## BRIEF:
Leave out the pictures and transcribe everything else exactly.

--- start GIVEN ENTRIES ---

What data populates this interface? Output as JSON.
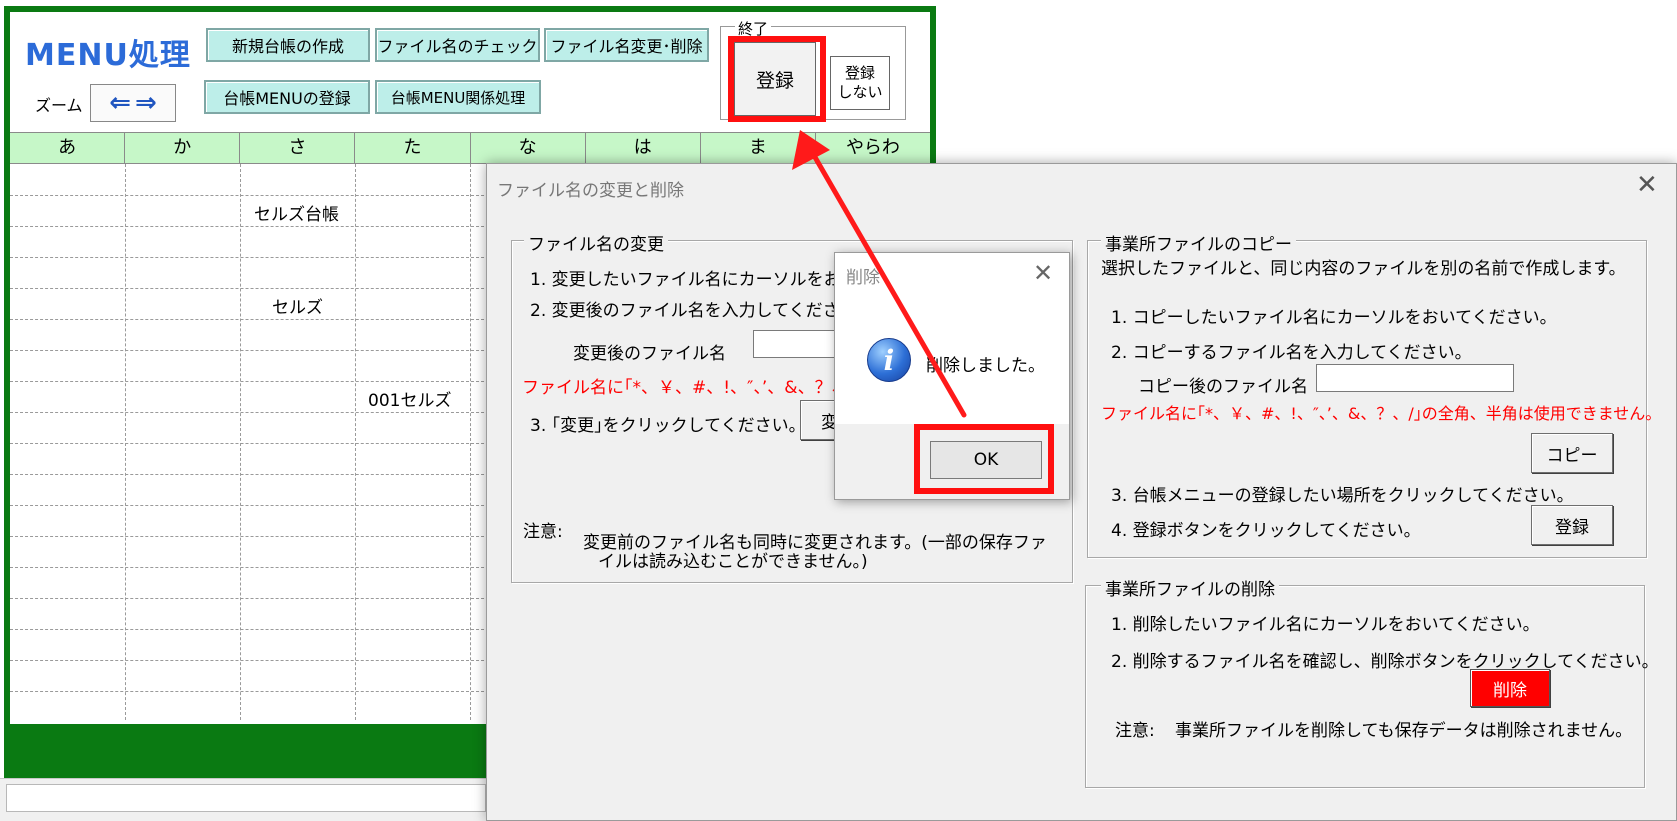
{
  "sheet": {
    "title": "MENU処理",
    "toolbar_buttons": [
      "新規台帳の作成",
      "ファイル名のチェック",
      "ファイル名変更･削除",
      "台帳MENUの登録",
      "台帳MENU関係処理"
    ],
    "zoom_label": "ズーム",
    "zoom_left_icon": "left-arrow-icon",
    "zoom_right_icon": "right-arrow-icon",
    "end_group_legend": "終了",
    "register_button": "登録",
    "no_register_line1": "登録",
    "no_register_line2": "しない",
    "kana_tabs": [
      "あ",
      "か",
      "さ",
      "た",
      "な",
      "は",
      "ま",
      "やらわ"
    ],
    "cells": {
      "sa_row2": "セルズ台帳",
      "sa_row5": "セルズ",
      "ta_row8": "001セルズ"
    }
  },
  "dialog": {
    "title": "ファイル名の変更と削除",
    "rename": {
      "legend": "ファイル名の変更",
      "step1": "1. 変更したいファイル名にカーソルをおいて",
      "step2": "2. 変更後のファイル名を入力してください。",
      "field_label": "変更後のファイル名",
      "field_value": "",
      "warning": "ファイル名に｢*、￥、#、!、″、’、&、？、/｣の",
      "step3": "3. ｢変更｣をクリックしてください。",
      "change_button": "変",
      "note_label": "注意:",
      "note_line1": "変更前のファイル名も同時に変更されます。(一部の保存ファ",
      "note_line2": "イルは読み込むことができません。)"
    },
    "copy": {
      "legend": "事業所ファイルのコピー",
      "desc": "選択したファイルと、同じ内容のファイルを別の名前で作成します。",
      "step1": "1. コピーしたいファイル名にカーソルをおいてください。",
      "step2": "2. コピーするファイル名を入力してください。",
      "field_label": "コピー後のファイル名",
      "field_value": "",
      "warning": "ファイル名に｢*、￥、#、!、″、’、&、？、/｣の全角、半角は使用できません。",
      "copy_button": "コピー",
      "step3": "3. 台帳メニューの登録したい場所をクリックしてください。",
      "step4": "4. 登録ボタンをクリックしてください。",
      "register_button": "登録"
    },
    "delete": {
      "legend": "事業所ファイルの削除",
      "step1": "1. 削除したいファイル名にカーソルをおいてください。",
      "step2": "2. 削除するファイル名を確認し、削除ボタンをクリックしてください。",
      "delete_button": "削除",
      "note_label": "注意:",
      "note_text": "事業所ファイルを削除しても保存データは削除されません。"
    }
  },
  "message_box": {
    "title": "削除",
    "icon": "info-icon",
    "text": "削除しました。",
    "ok_button": "OK"
  },
  "colors": {
    "sheet_green": "#0a7a12",
    "header_green": "#c6f7c8",
    "toolbar_button": "#bdeee9",
    "title_blue": "#2c6bd8",
    "highlight_red": "#ff1010",
    "delete_button_red": "#ff0000"
  }
}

--- end GIVEN ENTRIES ---

## WRITTEN ANSWER:
What data populates this interface? Output as JSON.
{
  "sheet": {
    "title": "MENU処理",
    "toolbar_buttons": [
      "新規台帳の作成",
      "ファイル名のチェック",
      "ファイル名変更･削除",
      "台帳MENUの登録",
      "台帳MENU関係処理"
    ],
    "zoom_label": "ズーム",
    "zoom_left_icon": "left-arrow-icon",
    "zoom_right_icon": "right-arrow-icon",
    "end_group_legend": "終了",
    "register_button": "登録",
    "no_register_line1": "登録",
    "no_register_line2": "しない",
    "kana_tabs": [
      "あ",
      "か",
      "さ",
      "た",
      "な",
      "は",
      "ま",
      "やらわ"
    ],
    "cells": {
      "sa_row2": "セルズ台帳",
      "sa_row5": "セルズ",
      "ta_row8": "001セルズ"
    }
  },
  "dialog": {
    "title": "ファイル名の変更と削除",
    "rename": {
      "legend": "ファイル名の変更",
      "step1": "1. 変更したいファイル名にカーソルをおいて",
      "step2": "2. 変更後のファイル名を入力してください。",
      "field_label": "変更後のファイル名",
      "field_value": "",
      "warning": "ファイル名に｢*、￥、#、!、″、’、&、？、/｣の",
      "step3": "3. ｢変更｣をクリックしてください。",
      "change_button": "変",
      "note_label": "注意:",
      "note_line1": "変更前のファイル名も同時に変更されます。(一部の保存ファ",
      "note_line2": "イルは読み込むことができません。)"
    },
    "copy": {
      "legend": "事業所ファイルのコピー",
      "desc": "選択したファイルと、同じ内容のファイルを別の名前で作成します。",
      "step1": "1. コピーしたいファイル名にカーソルをおいてください。",
      "step2": "2. コピーするファイル名を入力してください。",
      "field_label": "コピー後のファイル名",
      "field_value": "",
      "warning": "ファイル名に｢*、￥、#、!、″、’、&、？、/｣の全角、半角は使用できません。",
      "copy_button": "コピー",
      "step3": "3. 台帳メニューの登録したい場所をクリックしてください。",
      "step4": "4. 登録ボタンをクリックしてください。",
      "register_button": "登録"
    },
    "delete": {
      "legend": "事業所ファイルの削除",
      "step1": "1. 削除したいファイル名にカーソルをおいてください。",
      "step2": "2. 削除するファイル名を確認し、削除ボタンをクリックしてください。",
      "delete_button": "削除",
      "note_label": "注意:",
      "note_text": "事業所ファイルを削除しても保存データは削除されません。"
    }
  },
  "message_box": {
    "title": "削除",
    "icon": "info-icon",
    "text": "削除しました。",
    "ok_button": "OK"
  },
  "colors": {
    "sheet_green": "#0a7a12",
    "header_green": "#c6f7c8",
    "toolbar_button": "#bdeee9",
    "title_blue": "#2c6bd8",
    "highlight_red": "#ff1010",
    "delete_button_red": "#ff0000"
  }
}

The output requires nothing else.